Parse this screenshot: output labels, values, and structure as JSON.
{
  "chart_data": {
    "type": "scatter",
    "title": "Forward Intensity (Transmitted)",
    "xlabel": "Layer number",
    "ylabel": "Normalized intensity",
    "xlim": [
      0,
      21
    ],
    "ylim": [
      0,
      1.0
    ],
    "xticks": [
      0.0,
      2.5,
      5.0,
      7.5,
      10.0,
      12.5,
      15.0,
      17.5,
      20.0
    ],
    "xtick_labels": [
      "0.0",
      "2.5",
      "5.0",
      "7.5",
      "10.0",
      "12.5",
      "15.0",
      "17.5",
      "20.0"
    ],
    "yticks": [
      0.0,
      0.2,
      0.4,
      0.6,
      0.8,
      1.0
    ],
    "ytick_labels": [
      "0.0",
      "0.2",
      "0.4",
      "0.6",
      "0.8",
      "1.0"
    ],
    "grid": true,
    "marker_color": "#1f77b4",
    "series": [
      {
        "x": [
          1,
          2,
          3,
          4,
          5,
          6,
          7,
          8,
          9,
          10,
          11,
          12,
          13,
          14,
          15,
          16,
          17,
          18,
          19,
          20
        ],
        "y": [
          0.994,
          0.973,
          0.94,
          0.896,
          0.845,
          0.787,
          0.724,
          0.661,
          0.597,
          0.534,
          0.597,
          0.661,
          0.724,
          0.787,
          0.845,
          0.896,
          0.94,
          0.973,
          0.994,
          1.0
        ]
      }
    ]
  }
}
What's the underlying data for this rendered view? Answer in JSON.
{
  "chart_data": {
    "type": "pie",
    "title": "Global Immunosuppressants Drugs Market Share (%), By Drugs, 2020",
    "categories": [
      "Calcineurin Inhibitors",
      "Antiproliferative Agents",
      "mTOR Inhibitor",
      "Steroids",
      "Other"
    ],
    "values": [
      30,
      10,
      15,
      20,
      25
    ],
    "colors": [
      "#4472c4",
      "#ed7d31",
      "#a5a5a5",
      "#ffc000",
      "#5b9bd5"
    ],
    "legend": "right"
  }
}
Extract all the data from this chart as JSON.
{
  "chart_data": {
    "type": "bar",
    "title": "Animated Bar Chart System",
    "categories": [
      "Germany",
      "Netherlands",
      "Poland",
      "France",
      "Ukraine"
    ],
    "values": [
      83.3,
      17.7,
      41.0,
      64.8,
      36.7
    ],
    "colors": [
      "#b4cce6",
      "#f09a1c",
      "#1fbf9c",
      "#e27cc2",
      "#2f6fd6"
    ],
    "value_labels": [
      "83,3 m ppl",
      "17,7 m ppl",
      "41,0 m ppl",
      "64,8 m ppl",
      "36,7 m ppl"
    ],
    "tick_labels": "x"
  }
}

→ **Instruction**: Return all of the data precisely as it appears.

→ **Response to the task**:
Parse this screenshot: output labels, values, and structure as JSON.
{
  "chart_data": {
    "type": "scatter",
    "title": "Forward Intensity (Transmitted)",
    "xlabel": "Layer number",
    "ylabel": "Normalized intensity",
    "xlim": [
      0,
      21
    ],
    "ylim": [
      0,
      1.0
    ],
    "xticks": [
      0.0,
      2.5,
      5.0,
      7.5,
      10.0,
      12.5,
      15.0,
      17.5,
      20.0
    ],
    "xtick_labels": [
      "0.0",
      "2.5",
      "5.0",
      "7.5",
      "10.0",
      "12.5",
      "15.0",
      "17.5",
      "20.0"
    ],
    "yticks": [
      0.0,
      0.2,
      0.4,
      0.6,
      0.8,
      1.0
    ],
    "ytick_labels": [
      "0.0",
      "0.2",
      "0.4",
      "0.6",
      "0.8",
      "1.0"
    ],
    "grid": true,
    "marker_color": "#1f77b4",
    "series": [
      {
        "x": [
          1,
          2,
          3,
          4,
          5,
          6,
          7,
          8,
          9,
          10,
          11,
          12,
          13,
          14,
          15,
          16,
          17,
          18,
          19,
          20
        ],
        "y": [
          0.994,
          0.973,
          0.94,
          0.896,
          0.845,
          0.787,
          0.724,
          0.661,
          0.597,
          0.534,
          0.597,
          0.661,
          0.724,
          0.787,
          0.845,
          0.896,
          0.94,
          0.973,
          0.994,
          1.0
        ]
      }
    ]
  }
}
What's the underlying data for this rendered view? Answer in JSON.
{
  "chart_data": {
    "type": "pie",
    "title": "Global Immunosuppressants Drugs Market Share (%), By Drugs, 2020",
    "categories": [
      "Calcineurin Inhibitors",
      "Antiproliferative Agents",
      "mTOR Inhibitor",
      "Steroids",
      "Other"
    ],
    "values": [
      30,
      10,
      15,
      20,
      25
    ],
    "colors": [
      "#4472c4",
      "#ed7d31",
      "#a5a5a5",
      "#ffc000",
      "#5b9bd5"
    ],
    "legend": "right"
  }
}
Extract all the data from this chart as JSON.
{
  "chart_data": {
    "type": "bar",
    "title": "Animated Bar Chart System",
    "categories": [
      "Germany",
      "Netherlands",
      "Poland",
      "France",
      "Ukraine"
    ],
    "values": [
      83.3,
      17.7,
      41.0,
      64.8,
      36.7
    ],
    "colors": [
      "#b4cce6",
      "#f09a1c",
      "#1fbf9c",
      "#e27cc2",
      "#2f6fd6"
    ],
    "value_labels": [
      "83,3 m ppl",
      "17,7 m ppl",
      "41,0 m ppl",
      "64,8 m ppl",
      "36,7 m ppl"
    ],
    "tick_labels": "x"
  }
}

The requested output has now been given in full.